* [AIM] Find each line containing the string "truth". Copy it.

* [ROWS]

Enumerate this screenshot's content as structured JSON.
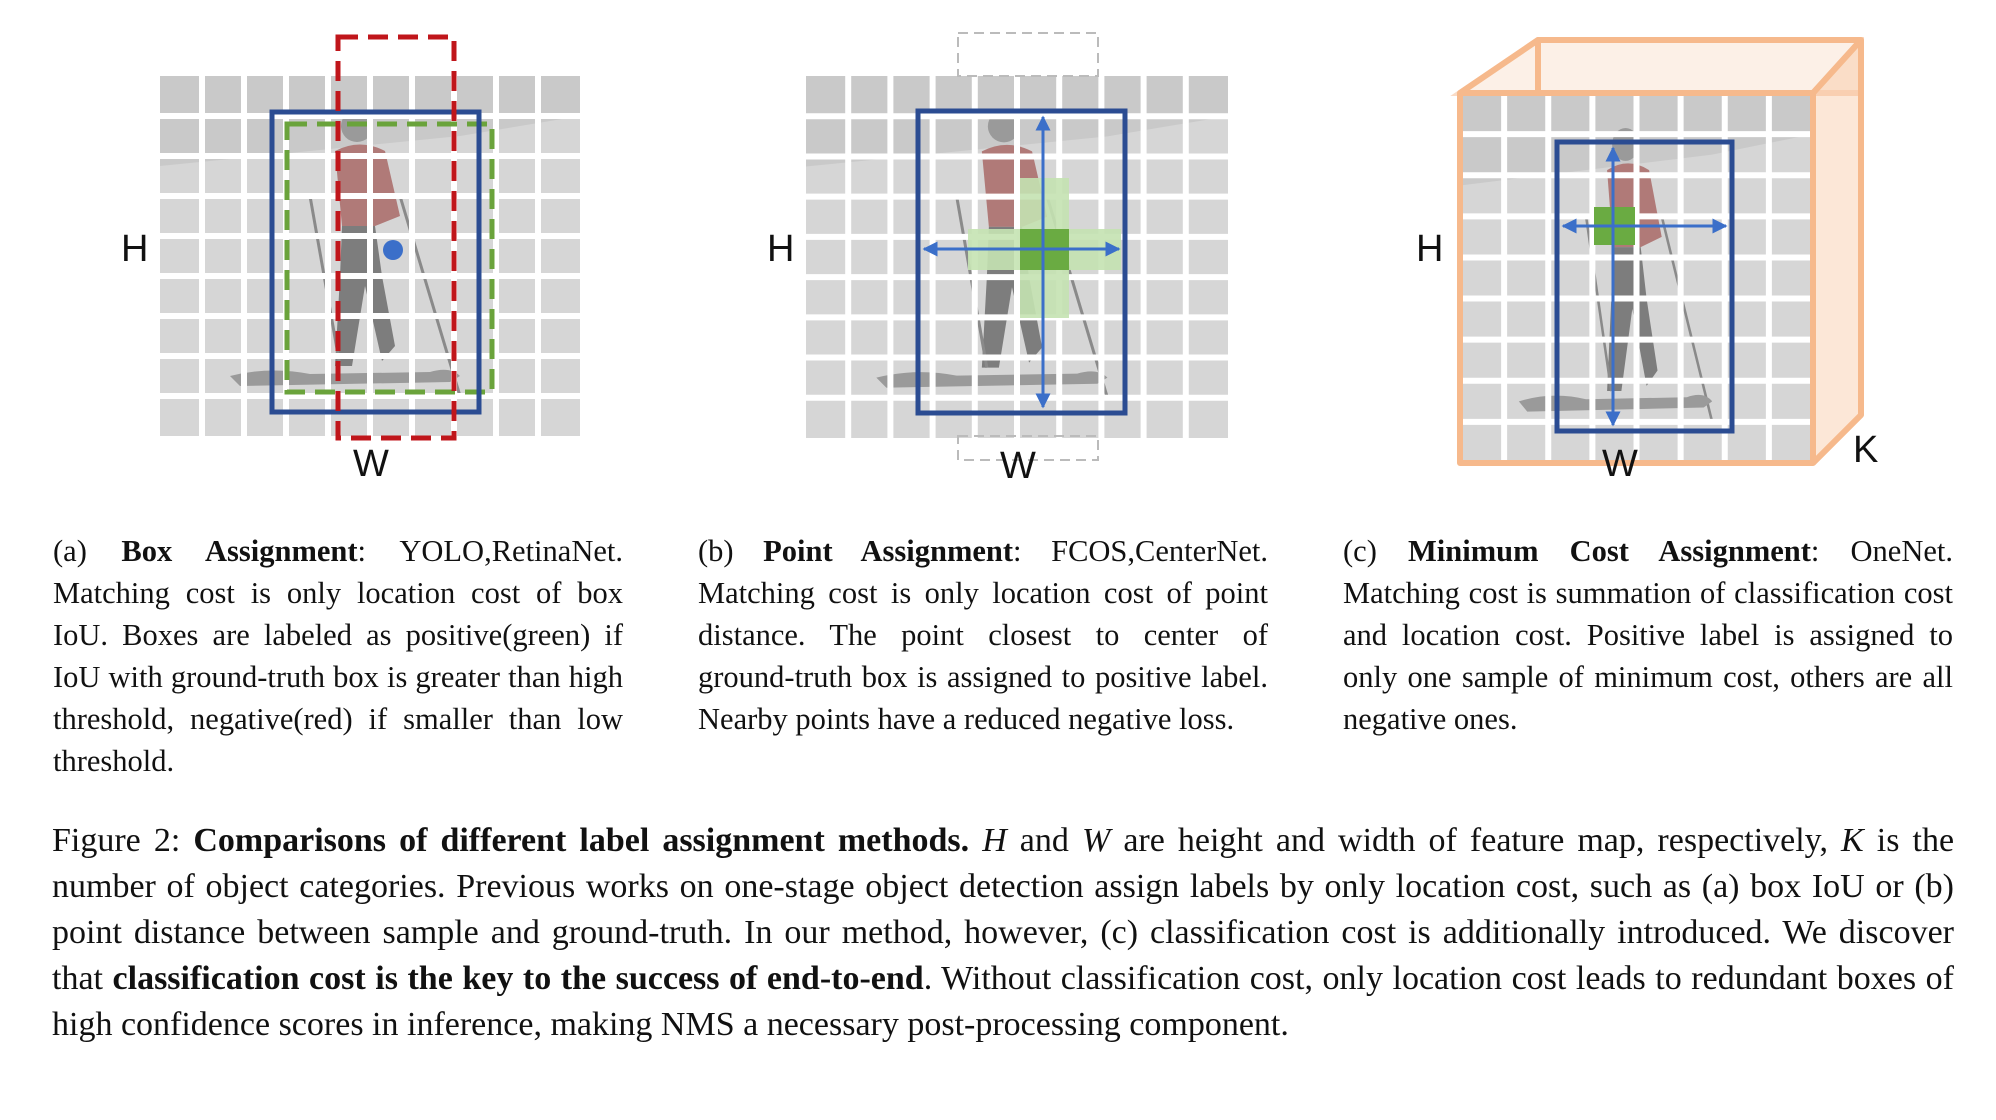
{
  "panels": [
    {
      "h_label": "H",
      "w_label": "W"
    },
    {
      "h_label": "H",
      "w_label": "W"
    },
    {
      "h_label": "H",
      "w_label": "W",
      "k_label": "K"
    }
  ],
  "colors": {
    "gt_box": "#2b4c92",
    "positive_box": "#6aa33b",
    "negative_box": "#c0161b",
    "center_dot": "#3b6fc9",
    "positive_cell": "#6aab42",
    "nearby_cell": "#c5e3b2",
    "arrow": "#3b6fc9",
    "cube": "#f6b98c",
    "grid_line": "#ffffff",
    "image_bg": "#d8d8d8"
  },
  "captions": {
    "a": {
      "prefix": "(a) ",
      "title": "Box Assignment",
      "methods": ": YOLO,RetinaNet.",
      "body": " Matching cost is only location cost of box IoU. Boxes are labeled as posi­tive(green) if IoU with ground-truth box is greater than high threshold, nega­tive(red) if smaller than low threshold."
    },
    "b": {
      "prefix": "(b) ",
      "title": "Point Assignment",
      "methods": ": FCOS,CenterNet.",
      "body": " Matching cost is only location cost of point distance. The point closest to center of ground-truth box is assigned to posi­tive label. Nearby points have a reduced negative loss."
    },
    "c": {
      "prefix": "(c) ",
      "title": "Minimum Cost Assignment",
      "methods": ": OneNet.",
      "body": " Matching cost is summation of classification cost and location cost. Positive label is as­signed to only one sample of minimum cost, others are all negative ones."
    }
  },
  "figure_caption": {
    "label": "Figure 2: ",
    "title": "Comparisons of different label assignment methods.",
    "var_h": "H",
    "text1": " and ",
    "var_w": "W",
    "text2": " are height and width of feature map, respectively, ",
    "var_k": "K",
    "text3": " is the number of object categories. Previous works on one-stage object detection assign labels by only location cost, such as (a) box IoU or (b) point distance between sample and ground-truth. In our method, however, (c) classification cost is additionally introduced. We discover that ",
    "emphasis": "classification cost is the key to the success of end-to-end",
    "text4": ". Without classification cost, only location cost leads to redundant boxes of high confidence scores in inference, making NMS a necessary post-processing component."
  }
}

--

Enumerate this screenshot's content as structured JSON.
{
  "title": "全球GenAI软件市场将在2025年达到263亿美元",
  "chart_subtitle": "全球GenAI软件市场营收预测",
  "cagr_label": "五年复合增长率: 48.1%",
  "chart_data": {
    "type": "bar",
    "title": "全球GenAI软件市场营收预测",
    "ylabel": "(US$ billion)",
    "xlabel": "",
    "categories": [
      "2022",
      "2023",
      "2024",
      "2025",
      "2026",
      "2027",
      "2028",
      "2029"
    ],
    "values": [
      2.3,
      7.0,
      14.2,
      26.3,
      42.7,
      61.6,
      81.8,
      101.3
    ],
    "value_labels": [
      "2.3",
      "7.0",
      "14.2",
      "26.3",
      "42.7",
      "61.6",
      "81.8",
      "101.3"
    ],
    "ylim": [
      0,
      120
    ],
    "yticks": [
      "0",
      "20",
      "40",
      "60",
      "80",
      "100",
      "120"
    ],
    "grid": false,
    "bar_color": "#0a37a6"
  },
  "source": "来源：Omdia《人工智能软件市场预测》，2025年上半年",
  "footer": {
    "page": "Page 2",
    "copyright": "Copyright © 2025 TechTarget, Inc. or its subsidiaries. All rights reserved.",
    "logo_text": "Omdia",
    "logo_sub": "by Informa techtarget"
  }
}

* [COMPLETE OUTPUT]
      "body": " Matching cost is only location cost of box IoU. Boxes are labeled as posi­tive(green) if IoU with ground-truth box is greater than high threshold, nega­tive(red) if smaller than low threshold."
      "body": " Matching cost is only location cost of point distance. The point closest to center of ground-truth box is assigned to posi­tive label. Nearby points have a reduced negative loss."
    "text3": " is the number of object categories. Previous works on one-stage object detection assign labels by only location cost, such as (a) box IoU or (b) point distance between sample and ground-truth. In our method, however, (c) classification cost is additionally introduced. We discover that ",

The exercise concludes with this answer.